◆ GIVEN INSTRUCTION ◆
Wherever the word "path" shows up in a line, please copy that line.

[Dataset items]
____________

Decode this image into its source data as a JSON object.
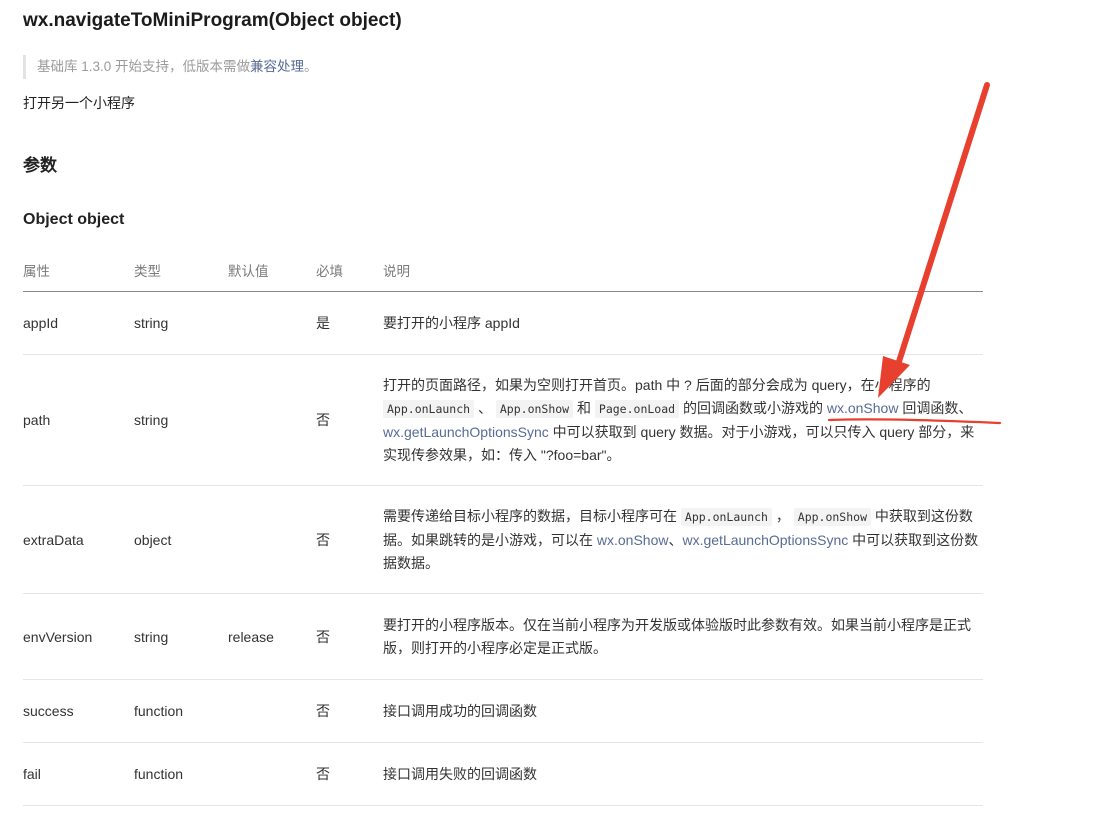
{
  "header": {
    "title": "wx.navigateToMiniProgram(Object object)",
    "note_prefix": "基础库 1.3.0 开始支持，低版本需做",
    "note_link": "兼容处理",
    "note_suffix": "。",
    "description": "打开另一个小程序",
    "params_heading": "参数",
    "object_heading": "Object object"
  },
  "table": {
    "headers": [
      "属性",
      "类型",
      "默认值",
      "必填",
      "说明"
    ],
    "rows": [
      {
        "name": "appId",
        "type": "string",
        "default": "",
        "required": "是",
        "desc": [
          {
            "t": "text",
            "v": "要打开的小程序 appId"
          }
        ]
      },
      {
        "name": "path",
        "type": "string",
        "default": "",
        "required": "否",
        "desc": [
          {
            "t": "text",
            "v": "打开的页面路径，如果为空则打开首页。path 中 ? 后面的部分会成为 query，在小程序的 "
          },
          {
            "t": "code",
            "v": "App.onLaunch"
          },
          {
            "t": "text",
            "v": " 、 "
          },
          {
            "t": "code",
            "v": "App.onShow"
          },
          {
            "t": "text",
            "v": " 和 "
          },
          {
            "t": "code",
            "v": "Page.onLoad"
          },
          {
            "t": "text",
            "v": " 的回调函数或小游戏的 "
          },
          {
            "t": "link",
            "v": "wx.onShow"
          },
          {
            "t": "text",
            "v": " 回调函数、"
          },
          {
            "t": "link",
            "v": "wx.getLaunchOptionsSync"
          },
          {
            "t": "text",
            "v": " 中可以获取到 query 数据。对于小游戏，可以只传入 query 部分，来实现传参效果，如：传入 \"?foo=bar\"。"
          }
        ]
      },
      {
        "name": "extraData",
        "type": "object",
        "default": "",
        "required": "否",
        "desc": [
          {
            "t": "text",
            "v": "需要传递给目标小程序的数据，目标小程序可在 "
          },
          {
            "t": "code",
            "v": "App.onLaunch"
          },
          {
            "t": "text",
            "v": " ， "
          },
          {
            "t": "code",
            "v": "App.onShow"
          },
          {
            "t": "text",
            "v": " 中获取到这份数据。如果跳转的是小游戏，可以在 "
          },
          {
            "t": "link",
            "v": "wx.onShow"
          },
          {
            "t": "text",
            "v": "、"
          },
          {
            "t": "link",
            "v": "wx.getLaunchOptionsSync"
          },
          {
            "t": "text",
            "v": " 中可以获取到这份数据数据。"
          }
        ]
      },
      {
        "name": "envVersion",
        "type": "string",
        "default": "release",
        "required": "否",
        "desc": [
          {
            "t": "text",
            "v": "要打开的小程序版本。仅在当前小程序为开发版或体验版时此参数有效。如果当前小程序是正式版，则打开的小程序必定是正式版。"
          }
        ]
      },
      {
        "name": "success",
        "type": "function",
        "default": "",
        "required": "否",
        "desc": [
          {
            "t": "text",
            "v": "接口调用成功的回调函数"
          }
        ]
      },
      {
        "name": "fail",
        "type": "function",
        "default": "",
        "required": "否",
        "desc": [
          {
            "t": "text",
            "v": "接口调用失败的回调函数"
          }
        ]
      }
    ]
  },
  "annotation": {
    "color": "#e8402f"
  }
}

____________

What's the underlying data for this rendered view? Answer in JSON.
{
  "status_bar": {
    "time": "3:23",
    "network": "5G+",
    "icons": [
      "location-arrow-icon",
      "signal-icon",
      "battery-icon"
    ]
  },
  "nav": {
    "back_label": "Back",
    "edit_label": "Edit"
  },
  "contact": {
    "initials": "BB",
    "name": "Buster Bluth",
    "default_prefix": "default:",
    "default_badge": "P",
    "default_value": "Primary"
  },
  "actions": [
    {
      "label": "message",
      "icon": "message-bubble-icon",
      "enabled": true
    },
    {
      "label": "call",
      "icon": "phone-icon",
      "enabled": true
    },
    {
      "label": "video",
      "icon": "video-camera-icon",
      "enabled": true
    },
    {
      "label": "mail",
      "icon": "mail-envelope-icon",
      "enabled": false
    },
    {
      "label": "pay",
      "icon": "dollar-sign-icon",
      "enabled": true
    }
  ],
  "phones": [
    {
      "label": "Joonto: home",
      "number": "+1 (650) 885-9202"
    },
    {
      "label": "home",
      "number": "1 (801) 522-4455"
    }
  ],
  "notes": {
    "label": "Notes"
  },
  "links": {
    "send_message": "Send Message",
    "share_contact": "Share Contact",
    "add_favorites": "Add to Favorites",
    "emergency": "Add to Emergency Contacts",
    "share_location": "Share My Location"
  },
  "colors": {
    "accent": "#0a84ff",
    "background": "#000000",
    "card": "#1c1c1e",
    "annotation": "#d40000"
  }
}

____________

◆ TASK ANSWER ◆
        "name": "path",
            "v": "打开的页面路径，如果为空则打开首页。path 中 ? 后面的部分会成为 query，在小程序的 "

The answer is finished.